*Your objective*: Make an exact copy of the records, with the pictures left out.

===

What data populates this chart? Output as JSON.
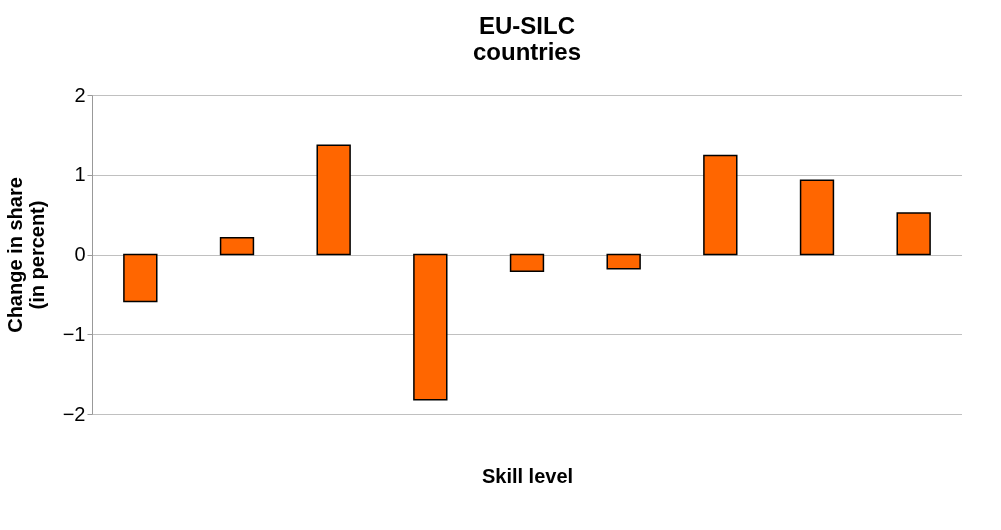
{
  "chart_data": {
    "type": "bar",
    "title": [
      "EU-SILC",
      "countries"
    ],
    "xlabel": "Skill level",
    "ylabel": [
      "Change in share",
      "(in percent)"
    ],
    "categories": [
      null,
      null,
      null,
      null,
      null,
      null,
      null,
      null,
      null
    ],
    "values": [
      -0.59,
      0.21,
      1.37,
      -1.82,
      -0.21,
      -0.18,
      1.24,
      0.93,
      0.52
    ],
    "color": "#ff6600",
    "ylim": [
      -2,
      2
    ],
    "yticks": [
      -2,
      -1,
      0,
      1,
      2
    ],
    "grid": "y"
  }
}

===

*Worked solution*:
What data populates this chart? Output as JSON.
{
  "chart_data": {
    "type": "bar",
    "title": [
      "EU-SILC",
      "countries"
    ],
    "xlabel": "Skill level",
    "ylabel": [
      "Change in share",
      "(in percent)"
    ],
    "categories": [
      null,
      null,
      null,
      null,
      null,
      null,
      null,
      null,
      null
    ],
    "values": [
      -0.59,
      0.21,
      1.37,
      -1.82,
      -0.21,
      -0.18,
      1.24,
      0.93,
      0.52
    ],
    "color": "#ff6600",
    "ylim": [
      -2,
      2
    ],
    "yticks": [
      -2,
      -1,
      0,
      1,
      2
    ],
    "grid": "y"
  }
}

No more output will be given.